Source passage section start

Detection of polymorphisms between parental strains is the first
requisite to construct a genetic map. In this study, polymorphisms could be identified in all the gene fragments or STS markers
investigated by PCR-based methods and incorporated into segregation
analysis. This suggests that the degree of polymorphism characterizing
medaka populations is high enough to be detected in a DNA fragment of a
size routinely amplified by PCR. The frequency of base substitution per
single nucleotide site in introns between mouse and rat was reported to
be 0.201 (Hughes and Yeager 1997). These two species are thought to
diverge from each other 35 ± 17 million years ago (Janke et al.
1994). Because two genetically separated populations (northern
population and southern population) of medaka were estimated to branch
out ~1.5 to 2 million years ago (Sakaizumi et al. 1983), the
frequency of base substitution per site in the noncoding sequences between them is expected to be 0.006 to 0.022, on the assumption that
the mutation rate for base substitution in medaka was the same as that
in murine rodents. In this study, one base substitution every 34 bp,
which corresponds to 0.029 substitution per site, was observed. This
frequency was a little bit higher than expected, which may be explained
by the different rate of base substitution in medaka or earlier
diversification of two medaka populations, ~5 million years ago.

Source passage section end

Could you quote the whole medaka passage word for word? Rely on the medaka passage alone.

Records supplied section start

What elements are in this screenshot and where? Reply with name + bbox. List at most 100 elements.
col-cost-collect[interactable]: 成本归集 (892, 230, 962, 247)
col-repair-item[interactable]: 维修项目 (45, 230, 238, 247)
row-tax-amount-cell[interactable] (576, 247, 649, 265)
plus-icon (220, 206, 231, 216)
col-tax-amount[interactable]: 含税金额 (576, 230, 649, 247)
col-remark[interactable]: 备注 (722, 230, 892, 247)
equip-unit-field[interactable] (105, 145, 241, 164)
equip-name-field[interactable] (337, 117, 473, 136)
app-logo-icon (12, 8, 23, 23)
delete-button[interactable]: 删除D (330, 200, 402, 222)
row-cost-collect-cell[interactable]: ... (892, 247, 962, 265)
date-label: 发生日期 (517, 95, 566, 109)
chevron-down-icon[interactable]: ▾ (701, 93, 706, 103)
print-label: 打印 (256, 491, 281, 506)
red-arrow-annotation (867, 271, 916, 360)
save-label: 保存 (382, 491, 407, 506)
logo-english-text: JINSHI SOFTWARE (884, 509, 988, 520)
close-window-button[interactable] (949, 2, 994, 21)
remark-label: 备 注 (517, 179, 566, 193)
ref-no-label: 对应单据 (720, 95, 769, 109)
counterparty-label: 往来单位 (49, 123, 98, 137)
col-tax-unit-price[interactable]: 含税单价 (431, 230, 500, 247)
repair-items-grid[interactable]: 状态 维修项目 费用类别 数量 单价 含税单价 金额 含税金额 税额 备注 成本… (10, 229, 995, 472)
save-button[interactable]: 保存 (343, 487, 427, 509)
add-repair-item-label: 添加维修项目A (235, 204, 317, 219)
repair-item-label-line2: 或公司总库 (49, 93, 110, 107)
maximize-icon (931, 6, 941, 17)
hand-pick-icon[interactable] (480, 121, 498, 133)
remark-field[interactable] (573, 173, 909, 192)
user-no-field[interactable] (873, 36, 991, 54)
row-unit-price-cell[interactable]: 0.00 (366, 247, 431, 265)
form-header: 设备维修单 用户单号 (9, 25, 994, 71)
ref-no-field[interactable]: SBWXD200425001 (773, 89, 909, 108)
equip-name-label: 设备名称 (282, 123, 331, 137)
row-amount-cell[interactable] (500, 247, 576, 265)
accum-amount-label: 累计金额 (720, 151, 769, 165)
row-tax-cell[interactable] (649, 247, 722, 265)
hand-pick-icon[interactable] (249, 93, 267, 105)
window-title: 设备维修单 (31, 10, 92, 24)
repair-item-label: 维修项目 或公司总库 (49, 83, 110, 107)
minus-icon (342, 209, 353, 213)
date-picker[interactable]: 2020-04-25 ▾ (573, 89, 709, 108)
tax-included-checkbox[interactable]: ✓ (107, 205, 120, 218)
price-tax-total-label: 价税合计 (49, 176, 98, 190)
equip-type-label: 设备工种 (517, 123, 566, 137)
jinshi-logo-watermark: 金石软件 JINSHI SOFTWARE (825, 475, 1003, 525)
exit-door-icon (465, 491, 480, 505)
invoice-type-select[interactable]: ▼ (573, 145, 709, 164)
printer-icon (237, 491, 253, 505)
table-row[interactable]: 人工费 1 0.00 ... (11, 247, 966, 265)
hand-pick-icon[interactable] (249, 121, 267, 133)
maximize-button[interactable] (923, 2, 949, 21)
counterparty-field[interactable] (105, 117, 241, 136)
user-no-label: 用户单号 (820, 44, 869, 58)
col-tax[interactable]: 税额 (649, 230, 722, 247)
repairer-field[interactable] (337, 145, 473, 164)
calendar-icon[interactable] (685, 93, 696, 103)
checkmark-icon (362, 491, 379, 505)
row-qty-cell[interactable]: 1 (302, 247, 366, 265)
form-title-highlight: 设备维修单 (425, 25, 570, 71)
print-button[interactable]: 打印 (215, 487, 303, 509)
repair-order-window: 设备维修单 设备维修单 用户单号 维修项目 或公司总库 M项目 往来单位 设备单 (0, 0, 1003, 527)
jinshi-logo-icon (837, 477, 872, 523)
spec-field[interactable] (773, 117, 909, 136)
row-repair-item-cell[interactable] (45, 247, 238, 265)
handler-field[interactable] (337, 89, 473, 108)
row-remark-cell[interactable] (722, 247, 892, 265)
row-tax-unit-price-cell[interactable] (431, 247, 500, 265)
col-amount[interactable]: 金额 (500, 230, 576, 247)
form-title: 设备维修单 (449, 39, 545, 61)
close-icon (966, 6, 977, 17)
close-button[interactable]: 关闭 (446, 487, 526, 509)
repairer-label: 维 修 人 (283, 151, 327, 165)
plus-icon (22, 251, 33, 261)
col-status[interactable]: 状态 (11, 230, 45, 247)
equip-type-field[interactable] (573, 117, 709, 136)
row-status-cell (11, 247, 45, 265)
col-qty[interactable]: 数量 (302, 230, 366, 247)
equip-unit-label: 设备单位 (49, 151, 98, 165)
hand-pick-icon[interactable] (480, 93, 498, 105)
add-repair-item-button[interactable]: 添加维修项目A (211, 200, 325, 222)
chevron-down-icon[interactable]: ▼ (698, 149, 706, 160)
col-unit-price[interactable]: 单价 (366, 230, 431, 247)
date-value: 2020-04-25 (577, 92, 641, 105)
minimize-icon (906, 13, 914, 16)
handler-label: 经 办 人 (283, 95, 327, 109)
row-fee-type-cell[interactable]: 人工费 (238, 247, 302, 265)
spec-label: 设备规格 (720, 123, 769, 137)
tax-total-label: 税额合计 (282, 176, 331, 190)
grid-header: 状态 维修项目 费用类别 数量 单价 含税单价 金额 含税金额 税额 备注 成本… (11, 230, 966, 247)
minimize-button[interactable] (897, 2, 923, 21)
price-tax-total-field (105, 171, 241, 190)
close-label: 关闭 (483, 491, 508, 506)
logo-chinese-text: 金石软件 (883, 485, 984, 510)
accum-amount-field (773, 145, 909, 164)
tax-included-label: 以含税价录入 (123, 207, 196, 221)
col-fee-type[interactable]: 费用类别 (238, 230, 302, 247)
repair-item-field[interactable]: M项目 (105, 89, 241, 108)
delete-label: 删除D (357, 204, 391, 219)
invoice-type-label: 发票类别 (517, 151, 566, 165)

Records supplied section end

→ **Result of this task**
Detection of polymorphisms between parental strains is the first
requisite to construct a genetic map. In this study, polymorphisms could be identified in all the gene fragments or STS markers
investigated by PCR-based methods and incorporated into segregation
analysis. This suggests that the degree of polymorphism characterizing
medaka populations is high enough to be detected in a DNA fragment of a
size routinely amplified by PCR. The frequency of base substitution per
single nucleotide site in introns between mouse and rat was reported to
be 0.201 (Hughes and Yeager 1997). These two species are thought to
diverge from each other 35 ± 17 million years ago (Janke et al.
1994). Because two genetically separated populations (northern
population and southern population) of medaka were estimated to branch
out ~1.5 to 2 million years ago (Sakaizumi et al. 1983), the
frequency of base substitution per site in the noncoding sequences between them is expected to be 0.006 to 0.022, on the assumption that
the mutation rate for base substitution in medaka was the same as that
in murine rodents. In this study, one base substitution every 34 bp,
which corresponds to 0.029 substitution per site, was observed. This
frequency was a little bit higher than expected, which may be explained
by the different rate of base substitution in medaka or earlier
diversification of two medaka populations, ~5 million years ago.